— Start —

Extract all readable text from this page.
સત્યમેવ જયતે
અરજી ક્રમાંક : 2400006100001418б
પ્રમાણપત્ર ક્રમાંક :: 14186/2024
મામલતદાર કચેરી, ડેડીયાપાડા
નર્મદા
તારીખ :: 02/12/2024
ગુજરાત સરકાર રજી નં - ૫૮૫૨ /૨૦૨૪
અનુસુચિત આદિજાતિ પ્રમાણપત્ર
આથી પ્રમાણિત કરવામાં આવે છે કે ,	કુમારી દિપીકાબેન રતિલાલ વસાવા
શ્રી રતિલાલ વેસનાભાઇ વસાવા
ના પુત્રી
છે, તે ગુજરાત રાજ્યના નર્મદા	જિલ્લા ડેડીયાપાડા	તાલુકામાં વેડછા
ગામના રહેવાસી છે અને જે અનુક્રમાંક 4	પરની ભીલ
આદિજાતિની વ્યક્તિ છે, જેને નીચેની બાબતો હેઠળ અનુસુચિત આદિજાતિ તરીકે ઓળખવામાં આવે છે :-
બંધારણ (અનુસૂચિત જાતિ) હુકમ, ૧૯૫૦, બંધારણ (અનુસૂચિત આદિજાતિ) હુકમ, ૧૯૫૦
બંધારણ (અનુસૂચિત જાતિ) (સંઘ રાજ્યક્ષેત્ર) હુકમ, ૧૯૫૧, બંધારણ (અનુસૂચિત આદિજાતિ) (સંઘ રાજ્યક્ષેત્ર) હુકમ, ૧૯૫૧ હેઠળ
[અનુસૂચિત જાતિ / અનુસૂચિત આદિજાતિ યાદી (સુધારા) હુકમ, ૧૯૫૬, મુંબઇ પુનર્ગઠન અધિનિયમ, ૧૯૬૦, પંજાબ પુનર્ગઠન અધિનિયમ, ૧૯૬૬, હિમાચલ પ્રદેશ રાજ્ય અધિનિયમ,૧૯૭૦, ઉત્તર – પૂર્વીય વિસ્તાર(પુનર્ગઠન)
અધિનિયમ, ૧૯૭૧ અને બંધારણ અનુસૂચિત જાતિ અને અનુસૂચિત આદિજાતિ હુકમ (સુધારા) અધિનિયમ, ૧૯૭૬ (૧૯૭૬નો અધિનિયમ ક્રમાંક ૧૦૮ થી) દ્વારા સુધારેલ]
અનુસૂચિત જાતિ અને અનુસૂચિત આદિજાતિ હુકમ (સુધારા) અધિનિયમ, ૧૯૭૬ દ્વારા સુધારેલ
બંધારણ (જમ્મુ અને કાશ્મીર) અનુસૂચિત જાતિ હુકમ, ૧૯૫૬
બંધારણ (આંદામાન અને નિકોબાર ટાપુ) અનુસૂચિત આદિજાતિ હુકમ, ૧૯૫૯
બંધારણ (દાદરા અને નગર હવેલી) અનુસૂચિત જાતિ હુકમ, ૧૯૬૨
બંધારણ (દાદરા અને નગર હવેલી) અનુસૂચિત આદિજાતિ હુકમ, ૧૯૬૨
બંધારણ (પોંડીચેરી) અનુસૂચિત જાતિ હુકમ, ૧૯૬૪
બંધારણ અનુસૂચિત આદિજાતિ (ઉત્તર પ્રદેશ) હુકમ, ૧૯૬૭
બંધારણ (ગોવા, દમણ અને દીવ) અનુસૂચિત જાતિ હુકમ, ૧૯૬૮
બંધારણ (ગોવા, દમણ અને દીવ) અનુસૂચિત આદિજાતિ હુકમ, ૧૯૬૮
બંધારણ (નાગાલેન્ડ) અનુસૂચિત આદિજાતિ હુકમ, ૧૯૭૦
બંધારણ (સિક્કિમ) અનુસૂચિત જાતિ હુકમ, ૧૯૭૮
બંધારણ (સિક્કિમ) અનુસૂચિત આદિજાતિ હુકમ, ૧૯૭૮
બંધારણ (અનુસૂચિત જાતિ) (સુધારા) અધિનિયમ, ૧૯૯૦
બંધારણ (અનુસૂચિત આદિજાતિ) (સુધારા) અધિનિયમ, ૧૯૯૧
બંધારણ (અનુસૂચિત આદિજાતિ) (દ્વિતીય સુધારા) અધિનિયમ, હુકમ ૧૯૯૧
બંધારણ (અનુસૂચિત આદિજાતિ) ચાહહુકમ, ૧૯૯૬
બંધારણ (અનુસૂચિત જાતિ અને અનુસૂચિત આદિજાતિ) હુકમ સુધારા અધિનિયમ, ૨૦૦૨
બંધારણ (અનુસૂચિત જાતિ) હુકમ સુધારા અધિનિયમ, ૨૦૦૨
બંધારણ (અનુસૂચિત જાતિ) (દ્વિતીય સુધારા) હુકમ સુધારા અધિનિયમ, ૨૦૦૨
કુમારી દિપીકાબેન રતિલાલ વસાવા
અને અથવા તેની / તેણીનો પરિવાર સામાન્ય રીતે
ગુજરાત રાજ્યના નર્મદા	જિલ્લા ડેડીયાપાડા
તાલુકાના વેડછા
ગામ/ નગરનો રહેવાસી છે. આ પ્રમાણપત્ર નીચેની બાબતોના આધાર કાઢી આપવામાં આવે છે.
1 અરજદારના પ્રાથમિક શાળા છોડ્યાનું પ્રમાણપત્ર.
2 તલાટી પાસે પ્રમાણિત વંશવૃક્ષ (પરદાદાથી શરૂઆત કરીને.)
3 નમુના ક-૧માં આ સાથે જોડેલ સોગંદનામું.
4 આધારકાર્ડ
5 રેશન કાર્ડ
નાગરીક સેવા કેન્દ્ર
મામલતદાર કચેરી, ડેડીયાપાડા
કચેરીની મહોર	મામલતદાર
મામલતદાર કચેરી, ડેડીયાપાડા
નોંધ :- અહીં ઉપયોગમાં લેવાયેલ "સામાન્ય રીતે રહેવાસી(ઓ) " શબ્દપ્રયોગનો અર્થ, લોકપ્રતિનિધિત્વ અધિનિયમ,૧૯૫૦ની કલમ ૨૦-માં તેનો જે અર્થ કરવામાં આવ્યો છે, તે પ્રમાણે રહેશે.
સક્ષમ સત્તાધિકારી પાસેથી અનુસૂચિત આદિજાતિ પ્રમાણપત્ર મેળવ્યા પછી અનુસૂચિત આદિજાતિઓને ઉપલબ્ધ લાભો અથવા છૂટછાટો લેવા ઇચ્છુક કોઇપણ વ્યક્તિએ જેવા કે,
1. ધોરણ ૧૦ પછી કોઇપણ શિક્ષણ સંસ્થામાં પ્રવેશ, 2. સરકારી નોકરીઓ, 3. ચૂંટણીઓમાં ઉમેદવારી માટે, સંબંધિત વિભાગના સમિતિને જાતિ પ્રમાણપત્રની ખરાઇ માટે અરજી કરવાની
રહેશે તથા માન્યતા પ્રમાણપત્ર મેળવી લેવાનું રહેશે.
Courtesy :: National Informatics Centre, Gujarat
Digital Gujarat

— End —

THE TASK: Quote the data above in full, changing nothing.

RESULT FOR THIS EXERCISE:
Extract all readable text from this page.
સત્યમેવ જયતે
અરજી ક્રમાંક : 2400006100001418б
પ્રમાણપત્ર ક્રમાંક :: 14186/2024
મામલતદાર કચેરી, ડેડીયાપાડા
નર્મદા
તારીખ :: 02/12/2024
ગુજરાત સરકાર રજી નં - ૫૮૫૨ /૨૦૨૪
અનુસુચિત આદિજાતિ પ્રમાણપત્ર
આથી પ્રમાણિત કરવામાં આવે છે કે ,	કુમારી દિપીકાબેન રતિલાલ વસાવા
શ્રી રતિલાલ વેસનાભાઇ વસાવા
ના પુત્રી
છે, તે ગુજરાત રાજ્યના નર્મદા	જિલ્લા ડેડીયાપાડા	તાલુકામાં વેડછા
ગામના રહેવાસી છે અને જે અનુક્રમાંક 4	પરની ભીલ
આદિજાતિની વ્યક્તિ છે, જેને નીચેની બાબતો હેઠળ અનુસુચિત આદિજાતિ તરીકે ઓળખવામાં આવે છે :-
બંધારણ (અનુસૂચિત જાતિ) હુકમ, ૧૯૫૦, બંધારણ (અનુસૂચિત આદિજાતિ) હુકમ, ૧૯૫૦
બંધારણ (અનુસૂચિત જાતિ) (સંઘ રાજ્યક્ષેત્ર) હુકમ, ૧૯૫૧, બંધારણ (અનુસૂચિત આદિજાતિ) (સંઘ રાજ્યક્ષેત્ર) હુકમ, ૧૯૫૧ હેઠળ
[અનુસૂચિત જાતિ / અનુસૂચિત આદિજાતિ યાદી (સુધારા) હુકમ, ૧૯૫૬, મુંબઇ પુનર્ગઠન અધિનિયમ, ૧૯૬૦, પંજાબ પુનર્ગઠન અધિનિયમ, ૧૯૬૬, હિમાચલ પ્રદેશ રાજ્ય અધિનિયમ,૧૯૭૦, ઉત્તર – પૂર્વીય વિસ્તાર(પુનર્ગઠન)
અધિનિયમ, ૧૯૭૧ અને બંધારણ અનુસૂચિત જાતિ અને અનુસૂચિત આદિજાતિ હુકમ (સુધારા) અધિનિયમ, ૧૯૭૬ (૧૯૭૬નો અધિનિયમ ક્રમાંક ૧૦૮ થી) દ્વારા સુધારેલ]
અનુસૂચિત જાતિ અને અનુસૂચિત આદિજાતિ હુકમ (સુધારા) અધિનિયમ, ૧૯૭૬ દ્વારા સુધારેલ
બંધારણ (જમ્મુ અને કાશ્મીર) અનુસૂચિત જાતિ હુકમ, ૧૯૫૬
બંધારણ (આંદામાન અને નિકોબાર ટાપુ) અનુસૂચિત આદિજાતિ હુકમ, ૧૯૫૯
બંધારણ (દાદરા અને નગર હવેલી) અનુસૂચિત જાતિ હુકમ, ૧૯૬૨
બંધારણ (દાદરા અને નગર હવેલી) અનુસૂચિત આદિજાતિ હુકમ, ૧૯૬૨
બંધારણ (પોંડીચેરી) અનુસૂચિત જાતિ હુકમ, ૧૯૬૪
બંધારણ અનુસૂચિત આદિજાતિ (ઉત્તર પ્રદેશ) હુકમ, ૧૯૬૭
બંધારણ (ગોવા, દમણ અને દીવ) અનુસૂચિત જાતિ હુકમ, ૧૯૬૮
બંધારણ (ગોવા, દમણ અને દીવ) અનુસૂચિત આદિજાતિ હુકમ, ૧૯૬૮
બંધારણ (નાગાલેન્ડ) અનુસૂચિત આદિજાતિ હુકમ, ૧૯૭૦
બંધારણ (સિક્કિમ) અનુસૂચિત જાતિ હુકમ, ૧૯૭૮
બંધારણ (સિક્કિમ) અનુસૂચિત આદિજાતિ હુકમ, ૧૯૭૮
બંધારણ (અનુસૂચિત જાતિ) (સુધારા) અધિનિયમ, ૧૯૯૦
બંધારણ (અનુસૂચિત આદિજાતિ) (સુધારા) અધિનિયમ, ૧૯૯૧
બંધારણ (અનુસૂચિત આદિજાતિ) (દ્વિતીય સુધારા) અધિનિયમ, હુકમ ૧૯૯૧
બંધારણ (અનુસૂચિત આદિજાતિ) ચાહહુકમ, ૧૯૯૬
બંધારણ (અનુસૂચિત જાતિ અને અનુસૂચિત આદિજાતિ) હુકમ સુધારા અધિનિયમ, ૨૦૦૨
બંધારણ (અનુસૂચિત જાતિ) હુકમ સુધારા અધિનિયમ, ૨૦૦૨
બંધારણ (અનુસૂચિત જાતિ) (દ્વિતીય સુધારા) હુકમ સુધારા અધિનિયમ, ૨૦૦૨
કુમારી દિપીકાબેન રતિલાલ વસાવા
અને અથવા તેની / તેણીનો પરિવાર સામાન્ય રીતે
ગુજરાત રાજ્યના નર્મદા	જિલ્લા ડેડીયાપાડા
તાલુકાના વેડછા
ગામ/ નગરનો રહેવાસી છે. આ પ્રમાણપત્ર નીચેની બાબતોના આધાર કાઢી આપવામાં આવે છે.
1 અરજદારના પ્રાથમિક શાળા છોડ્યાનું પ્રમાણપત્ર.
2 તલાટી પાસે પ્રમાણિત વંશવૃક્ષ (પરદાદાથી શરૂઆત કરીને.)
3 નમુના ક-૧માં આ સાથે જોડેલ સોગંદનામું.
4 આધારકાર્ડ
5 રેશન કાર્ડ
નાગરીક સેવા કેન્દ્ર
મામલતદાર કચેરી, ડેડીયાપાડા
કચેરીની મહોર	મામલતદાર
મામલતદાર કચેરી, ડેડીયાપાડા
નોંધ :- અહીં ઉપયોગમાં લેવાયેલ "સામાન્ય રીતે રહેવાસી(ઓ) " શબ્દપ્રયોગનો અર્થ, લોકપ્રતિનિધિત્વ અધિનિયમ,૧૯૫૦ની કલમ ૨૦-માં તેનો જે અર્થ કરવામાં આવ્યો છે, તે પ્રમાણે રહેશે.
સક્ષમ સત્તાધિકારી પાસેથી અનુસૂચિત આદિજાતિ પ્રમાણપત્ર મેળવ્યા પછી અનુસૂચિત આદિજાતિઓને ઉપલબ્ધ લાભો અથવા છૂટછાટો લેવા ઇચ્છુક કોઇપણ વ્યક્તિએ જેવા કે,
1. ધોરણ ૧૦ પછી કોઇપણ શિક્ષણ સંસ્થામાં પ્રવેશ, 2. સરકારી નોકરીઓ, 3. ચૂંટણીઓમાં ઉમેદવારી માટે, સંબંધિત વિભાગના સમિતિને જાતિ પ્રમાણપત્રની ખરાઇ માટે અરજી કરવાની
રહેશે તથા માન્યતા પ્રમાણપત્ર મેળવી લેવાનું રહેશે.
Courtesy :: National Informatics Centre, Gujarat
Digital Gujarat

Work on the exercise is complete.